Dataset records
++++++++++++++++++++

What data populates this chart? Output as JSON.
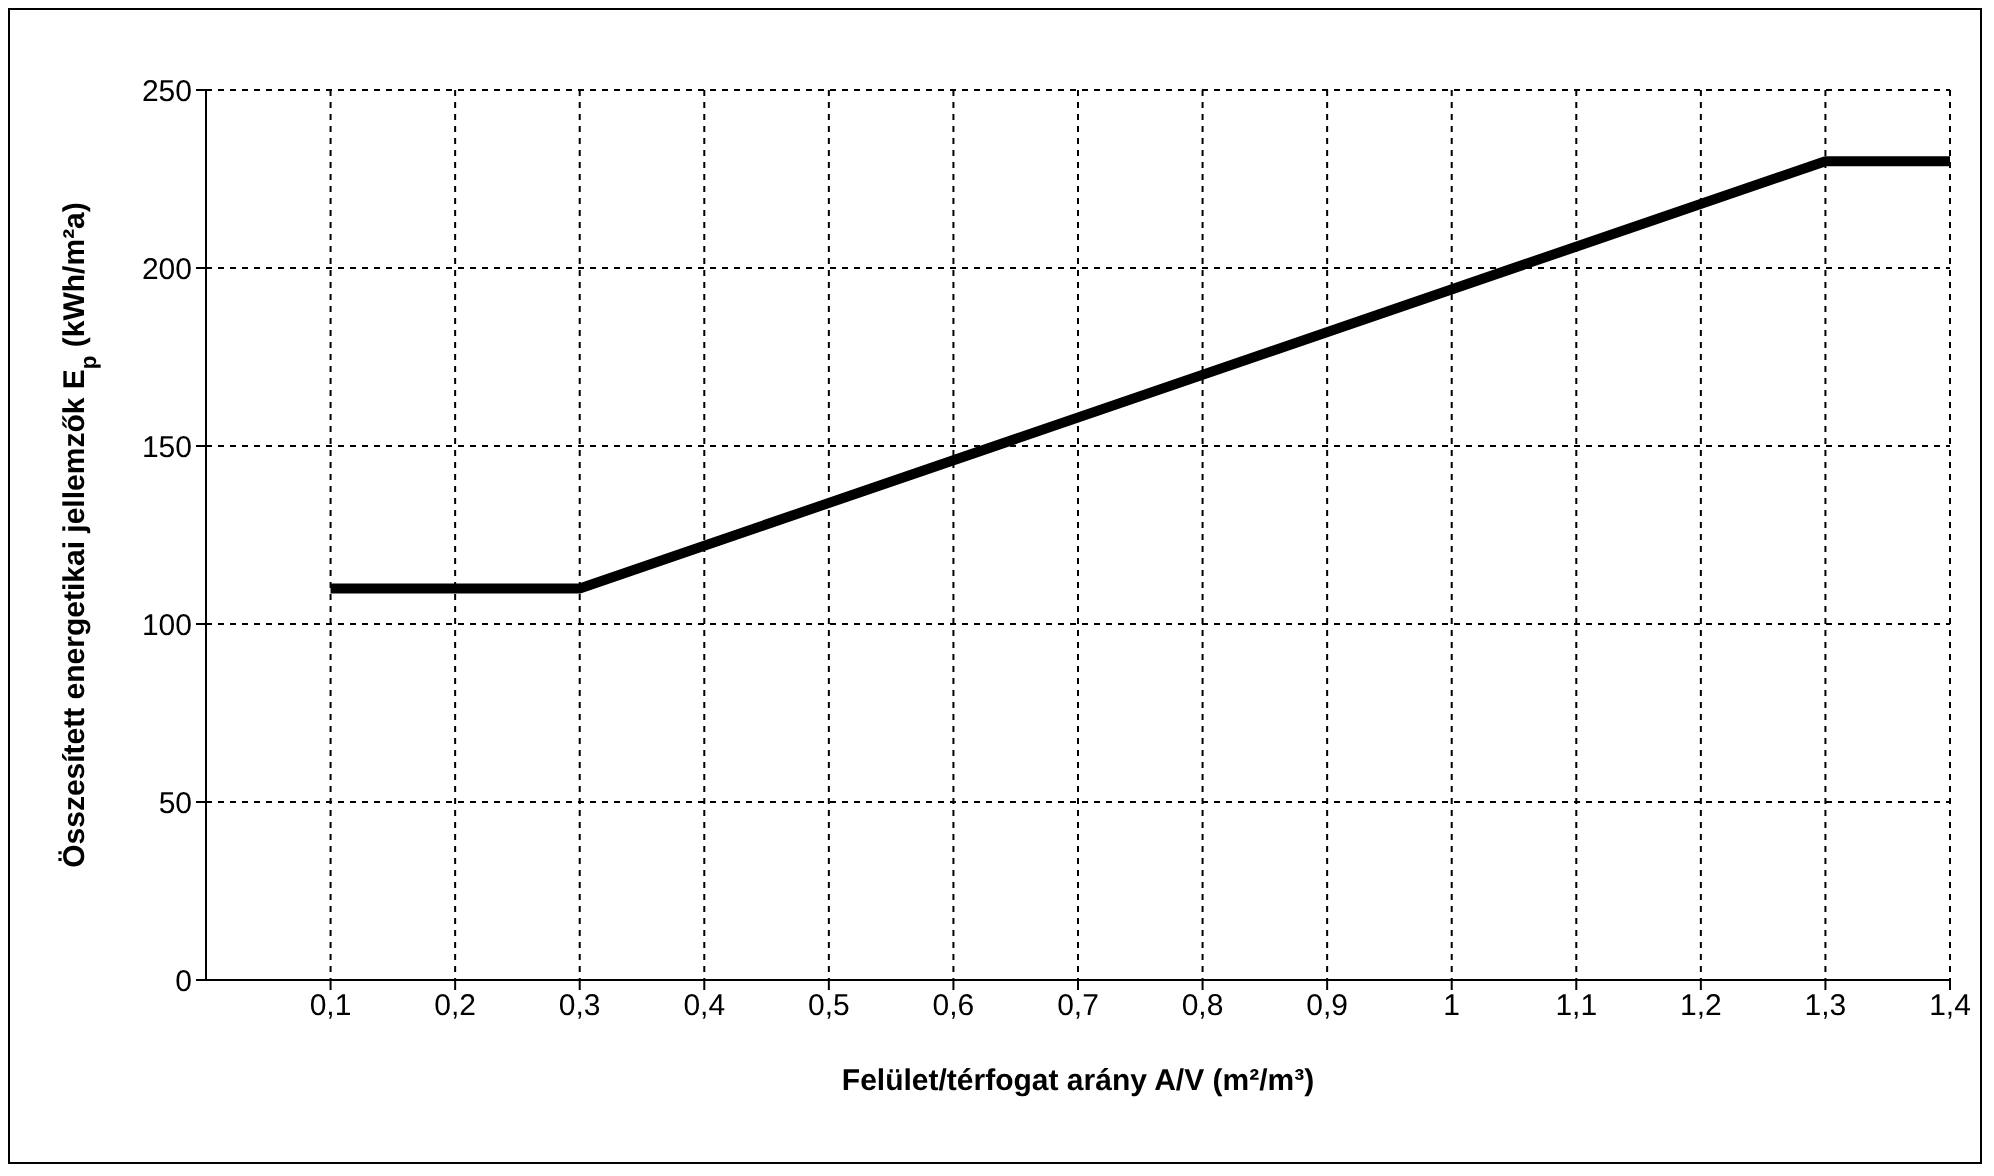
{
  "chart_data": {
    "type": "line",
    "xlabel": "Felület/térfogat arány A/V (m²/m³)",
    "ylabel": "Összesített energetikai jellemzők E$_{p}$ (kWh/m²a)",
    "x": [
      0.1,
      0.3,
      1.3,
      1.4
    ],
    "series": [
      {
        "color": "#000000",
        "values": [
          110,
          110,
          230,
          230
        ]
      }
    ],
    "xlim": [
      0,
      1.4
    ],
    "xticks": [
      {
        "value": 0.1,
        "label": "0,1"
      },
      {
        "value": 0.2,
        "label": "0,2"
      },
      {
        "value": 0.3,
        "label": "0,3"
      },
      {
        "value": 0.4,
        "label": "0,4"
      },
      {
        "value": 0.5,
        "label": "0,5"
      },
      {
        "value": 0.6,
        "label": "0,6"
      },
      {
        "value": 0.7,
        "label": "0,7"
      },
      {
        "value": 0.8,
        "label": "0,8"
      },
      {
        "value": 0.9,
        "label": "0,9"
      },
      1,
      {
        "value": 1.1,
        "label": "1,1"
      },
      {
        "value": 1.2,
        "label": "1,2"
      },
      {
        "value": 1.3,
        "label": "1,3"
      },
      {
        "value": 1.4,
        "label": "1,4"
      }
    ],
    "ylim": [
      0,
      250
    ],
    "yticks": [
      0,
      50,
      100,
      150,
      200,
      250
    ],
    "grid": true,
    "marker": "none",
    "line_style": "solid",
    "legend": false
  }
}
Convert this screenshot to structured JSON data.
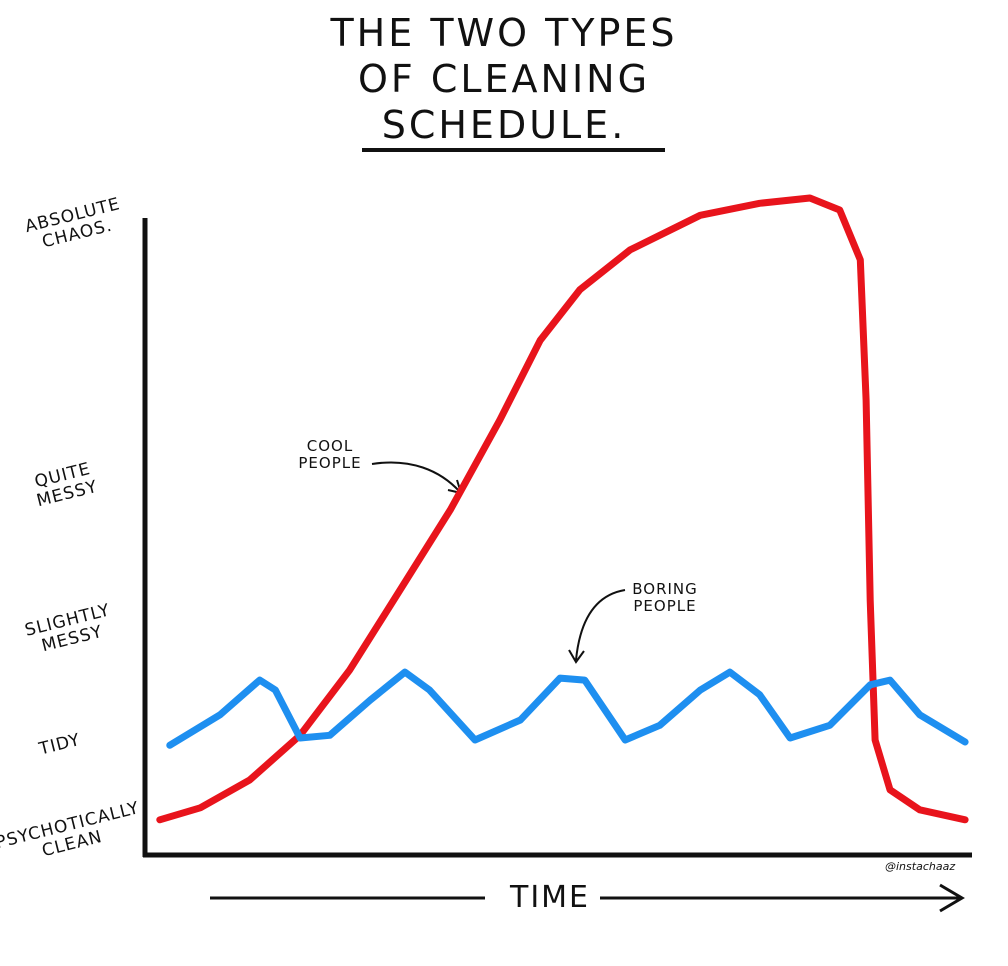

++++++++++++++++++++

◆ Set problem ◆
Leave out the pictures and give the rest of the records again exactly.

◆ Task output ◆
What data populates this chart? Output as JSON.
{
  "chart_data": {
    "type": "line",
    "xlabel": "Felület/térfogat arány A/V (m²/m³)",
    "ylabel": "Összesített energetikai jellemzők E$_{p}$ (kWh/m²a)",
    "x": [
      0.1,
      0.3,
      1.3,
      1.4
    ],
    "series": [
      {
        "color": "#000000",
        "values": [
          110,
          110,
          230,
          230
        ]
      }
    ],
    "xlim": [
      0,
      1.4
    ],
    "xticks": [
      {
        "value": 0.1,
        "label": "0,1"
      },
      {
        "value": 0.2,
        "label": "0,2"
      },
      {
        "value": 0.3,
        "label": "0,3"
      },
      {
        "value": 0.4,
        "label": "0,4"
      },
      {
        "value": 0.5,
        "label": "0,5"
      },
      {
        "value": 0.6,
        "label": "0,6"
      },
      {
        "value": 0.7,
        "label": "0,7"
      },
      {
        "value": 0.8,
        "label": "0,8"
      },
      {
        "value": 0.9,
        "label": "0,9"
      },
      1,
      {
        "value": 1.1,
        "label": "1,1"
      },
      {
        "value": 1.2,
        "label": "1,2"
      },
      {
        "value": 1.3,
        "label": "1,3"
      },
      {
        "value": 1.4,
        "label": "1,4"
      }
    ],
    "ylim": [
      0,
      250
    ],
    "yticks": [
      0,
      50,
      100,
      150,
      200,
      250
    ],
    "grid": true,
    "marker": "none",
    "line_style": "solid",
    "legend": false
  }
}
Convert this screenshot to structured JSON data.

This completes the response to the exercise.